▸ WHAT THE TASK ASKS
Copy each of the following items word for word.

▸ DATA FOR THE TASK

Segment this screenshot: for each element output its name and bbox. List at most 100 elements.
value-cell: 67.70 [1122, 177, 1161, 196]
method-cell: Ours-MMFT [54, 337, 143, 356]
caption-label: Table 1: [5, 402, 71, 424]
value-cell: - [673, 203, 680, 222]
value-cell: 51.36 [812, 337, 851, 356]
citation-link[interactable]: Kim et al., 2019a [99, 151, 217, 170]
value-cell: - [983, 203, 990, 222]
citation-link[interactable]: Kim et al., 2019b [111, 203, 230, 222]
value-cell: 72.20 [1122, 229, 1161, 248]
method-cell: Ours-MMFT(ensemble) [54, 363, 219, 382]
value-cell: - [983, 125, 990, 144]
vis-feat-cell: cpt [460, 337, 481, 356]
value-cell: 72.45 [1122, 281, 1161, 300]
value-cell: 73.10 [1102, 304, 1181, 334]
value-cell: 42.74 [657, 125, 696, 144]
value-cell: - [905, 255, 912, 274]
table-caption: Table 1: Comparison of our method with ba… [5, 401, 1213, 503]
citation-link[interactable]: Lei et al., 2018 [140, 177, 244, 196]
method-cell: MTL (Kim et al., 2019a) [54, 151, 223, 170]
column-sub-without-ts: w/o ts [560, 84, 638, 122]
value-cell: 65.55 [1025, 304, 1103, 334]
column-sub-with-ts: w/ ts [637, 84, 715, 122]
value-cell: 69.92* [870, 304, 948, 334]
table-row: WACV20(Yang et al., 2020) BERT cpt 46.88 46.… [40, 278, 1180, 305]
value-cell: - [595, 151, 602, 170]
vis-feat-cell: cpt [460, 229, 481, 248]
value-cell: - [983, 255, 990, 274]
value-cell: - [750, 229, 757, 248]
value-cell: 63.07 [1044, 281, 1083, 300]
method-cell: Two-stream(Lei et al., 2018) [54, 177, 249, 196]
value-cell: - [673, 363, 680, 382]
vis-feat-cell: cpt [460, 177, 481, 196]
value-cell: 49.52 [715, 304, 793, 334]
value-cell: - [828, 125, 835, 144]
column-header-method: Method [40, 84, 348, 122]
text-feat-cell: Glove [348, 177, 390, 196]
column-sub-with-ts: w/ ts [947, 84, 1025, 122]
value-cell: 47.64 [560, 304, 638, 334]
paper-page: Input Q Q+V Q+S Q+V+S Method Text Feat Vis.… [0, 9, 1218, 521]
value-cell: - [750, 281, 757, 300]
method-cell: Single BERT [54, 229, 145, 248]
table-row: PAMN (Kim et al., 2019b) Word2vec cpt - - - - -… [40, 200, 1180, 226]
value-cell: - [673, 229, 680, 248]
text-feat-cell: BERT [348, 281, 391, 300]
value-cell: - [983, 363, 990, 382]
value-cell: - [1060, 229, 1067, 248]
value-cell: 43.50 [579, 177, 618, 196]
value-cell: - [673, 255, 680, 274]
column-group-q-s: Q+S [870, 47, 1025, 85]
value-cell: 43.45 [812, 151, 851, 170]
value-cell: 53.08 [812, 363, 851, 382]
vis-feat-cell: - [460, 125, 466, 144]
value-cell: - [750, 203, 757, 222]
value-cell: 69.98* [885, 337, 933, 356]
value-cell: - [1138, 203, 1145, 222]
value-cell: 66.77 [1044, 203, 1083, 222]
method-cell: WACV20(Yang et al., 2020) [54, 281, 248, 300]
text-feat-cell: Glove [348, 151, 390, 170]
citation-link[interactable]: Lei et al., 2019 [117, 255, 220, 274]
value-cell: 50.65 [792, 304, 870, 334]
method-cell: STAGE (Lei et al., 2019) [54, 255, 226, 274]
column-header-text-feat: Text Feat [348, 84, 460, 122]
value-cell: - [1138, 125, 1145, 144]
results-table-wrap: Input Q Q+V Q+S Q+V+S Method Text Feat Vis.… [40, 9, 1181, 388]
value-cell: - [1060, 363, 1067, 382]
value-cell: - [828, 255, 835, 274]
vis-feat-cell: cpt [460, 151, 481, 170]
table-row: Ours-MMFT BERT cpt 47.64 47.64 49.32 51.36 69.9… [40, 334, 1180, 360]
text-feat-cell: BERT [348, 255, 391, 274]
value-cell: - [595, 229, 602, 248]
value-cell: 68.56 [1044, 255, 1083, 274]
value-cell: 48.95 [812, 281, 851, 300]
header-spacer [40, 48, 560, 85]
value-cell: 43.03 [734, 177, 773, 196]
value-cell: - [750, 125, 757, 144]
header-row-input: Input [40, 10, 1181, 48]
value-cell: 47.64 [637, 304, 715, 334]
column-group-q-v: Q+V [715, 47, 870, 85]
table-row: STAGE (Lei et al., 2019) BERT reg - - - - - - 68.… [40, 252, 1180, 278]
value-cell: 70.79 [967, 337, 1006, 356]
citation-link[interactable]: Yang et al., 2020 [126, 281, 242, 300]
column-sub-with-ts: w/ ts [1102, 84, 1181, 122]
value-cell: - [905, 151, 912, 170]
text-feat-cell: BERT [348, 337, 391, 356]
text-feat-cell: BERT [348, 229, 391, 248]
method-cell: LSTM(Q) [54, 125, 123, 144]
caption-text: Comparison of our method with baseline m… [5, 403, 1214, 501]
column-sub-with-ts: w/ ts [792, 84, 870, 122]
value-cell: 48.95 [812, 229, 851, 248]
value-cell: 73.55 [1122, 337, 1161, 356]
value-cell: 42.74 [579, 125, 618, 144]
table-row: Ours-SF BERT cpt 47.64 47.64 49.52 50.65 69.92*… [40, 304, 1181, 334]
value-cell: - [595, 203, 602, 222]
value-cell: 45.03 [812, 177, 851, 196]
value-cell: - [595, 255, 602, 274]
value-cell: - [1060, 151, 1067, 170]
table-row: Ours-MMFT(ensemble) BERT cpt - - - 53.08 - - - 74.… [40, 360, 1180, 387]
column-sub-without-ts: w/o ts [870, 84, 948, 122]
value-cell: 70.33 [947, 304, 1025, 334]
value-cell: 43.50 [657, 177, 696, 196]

▸ ANSWER TO THE EXERCISE
Segment this screenshot: for each element output its name and bbox. List at most 100 elements.
value-cell: 67.70 [1122, 177, 1161, 196]
method-cell: Ours-MMFT [54, 337, 143, 356]
caption-label: Table 1: [5, 402, 71, 424]
value-cell: - [673, 203, 680, 222]
value-cell: 51.36 [812, 337, 851, 356]
citation-link[interactable]: Kim et al., 2019a [99, 151, 217, 170]
value-cell: - [983, 203, 990, 222]
citation-link[interactable]: Kim et al., 2019b [111, 203, 230, 222]
value-cell: 72.20 [1122, 229, 1161, 248]
method-cell: Ours-MMFT(ensemble) [54, 363, 219, 382]
value-cell: - [983, 125, 990, 144]
vis-feat-cell: cpt [460, 337, 481, 356]
value-cell: 72.45 [1122, 281, 1161, 300]
value-cell: 73.10 [1102, 304, 1181, 334]
value-cell: 42.74 [657, 125, 696, 144]
value-cell: - [905, 255, 912, 274]
table-caption: Table 1: Comparison of our method with ba… [5, 401, 1213, 503]
citation-link[interactable]: Lei et al., 2018 [140, 177, 244, 196]
method-cell: MTL (Kim et al., 2019a) [54, 151, 223, 170]
column-sub-without-ts: w/o ts [560, 84, 638, 122]
value-cell: 65.55 [1025, 304, 1103, 334]
column-sub-with-ts: w/ ts [637, 84, 715, 122]
value-cell: 69.92* [870, 304, 948, 334]
table-row: WACV20(Yang et al., 2020) BERT cpt 46.88 46.… [40, 278, 1180, 305]
value-cell: - [595, 151, 602, 170]
vis-feat-cell: cpt [460, 229, 481, 248]
value-cell: - [983, 255, 990, 274]
value-cell: - [750, 229, 757, 248]
value-cell: 63.07 [1044, 281, 1083, 300]
method-cell: Two-stream(Lei et al., 2018) [54, 177, 249, 196]
value-cell: - [673, 363, 680, 382]
vis-feat-cell: cpt [460, 177, 481, 196]
value-cell: 49.52 [715, 304, 793, 334]
value-cell: - [828, 125, 835, 144]
column-header-method: Method [40, 84, 348, 122]
text-feat-cell: Glove [348, 177, 390, 196]
column-sub-with-ts: w/ ts [947, 84, 1025, 122]
value-cell: 47.64 [560, 304, 638, 334]
paper-page: Input Q Q+V Q+S Q+V+S Method Text Feat Vis.… [0, 9, 1218, 521]
value-cell: - [750, 281, 757, 300]
method-cell: Single BERT [54, 229, 145, 248]
table-row: PAMN (Kim et al., 2019b) Word2vec cpt - - - - -… [40, 200, 1180, 226]
value-cell: - [673, 229, 680, 248]
text-feat-cell: BERT [348, 281, 391, 300]
value-cell: - [983, 363, 990, 382]
value-cell: - [1060, 229, 1067, 248]
value-cell: 43.50 [579, 177, 618, 196]
value-cell: - [673, 255, 680, 274]
column-group-q-s: Q+S [870, 47, 1025, 85]
value-cell: 43.45 [812, 151, 851, 170]
value-cell: 53.08 [812, 363, 851, 382]
vis-feat-cell: - [460, 125, 466, 144]
value-cell: - [750, 203, 757, 222]
value-cell: 69.98* [885, 337, 933, 356]
value-cell: - [1138, 203, 1145, 222]
value-cell: 66.77 [1044, 203, 1083, 222]
method-cell: WACV20(Yang et al., 2020) [54, 281, 248, 300]
text-feat-cell: Glove [348, 151, 390, 170]
citation-link[interactable]: Lei et al., 2019 [117, 255, 220, 274]
value-cell: 50.65 [792, 304, 870, 334]
method-cell: STAGE (Lei et al., 2019) [54, 255, 226, 274]
column-header-text-feat: Text Feat [348, 84, 460, 122]
value-cell: - [1138, 125, 1145, 144]
results-table-wrap: Input Q Q+V Q+S Q+V+S Method Text Feat Vis.… [40, 9, 1181, 388]
value-cell: - [1060, 363, 1067, 382]
value-cell: - [828, 255, 835, 274]
vis-feat-cell: cpt [460, 151, 481, 170]
table-row: Ours-MMFT BERT cpt 47.64 47.64 49.32 51.36 69.9… [40, 334, 1180, 360]
text-feat-cell: BERT [348, 255, 391, 274]
value-cell: - [595, 229, 602, 248]
value-cell: 68.56 [1044, 255, 1083, 274]
value-cell: 48.95 [812, 281, 851, 300]
header-spacer [40, 48, 560, 85]
value-cell: 43.03 [734, 177, 773, 196]
value-cell: - [750, 125, 757, 144]
header-row-input: Input [40, 10, 1181, 48]
value-cell: 47.64 [637, 304, 715, 334]
column-group-q-v: Q+V [715, 47, 870, 85]
table-row: STAGE (Lei et al., 2019) BERT reg - - - - - - 68.… [40, 252, 1180, 278]
value-cell: 70.79 [967, 337, 1006, 356]
citation-link[interactable]: Yang et al., 2020 [126, 281, 242, 300]
column-sub-with-ts: w/ ts [1102, 84, 1181, 122]
value-cell: - [905, 151, 912, 170]
text-feat-cell: BERT [348, 337, 391, 356]
text-feat-cell: BERT [348, 229, 391, 248]
method-cell: LSTM(Q) [54, 125, 123, 144]
caption-text: Comparison of our method with baseline m… [5, 403, 1214, 501]
column-sub-with-ts: w/ ts [792, 84, 870, 122]
value-cell: 48.95 [812, 229, 851, 248]
value-cell: 73.55 [1122, 337, 1161, 356]
value-cell: 42.74 [579, 125, 618, 144]
table-row: Ours-SF BERT cpt 47.64 47.64 49.52 50.65 69.92*… [40, 304, 1181, 334]
value-cell: - [595, 203, 602, 222]
value-cell: 45.03 [812, 177, 851, 196]
value-cell: - [595, 255, 602, 274]
value-cell: - [1060, 151, 1067, 170]
table-row: Ours-MMFT(ensemble) BERT cpt - - - 53.08 - - - 74.… [40, 360, 1180, 387]
column-sub-without-ts: w/o ts [870, 84, 948, 122]
value-cell: 70.33 [947, 304, 1025, 334]
value-cell: 43.50 [657, 177, 696, 196]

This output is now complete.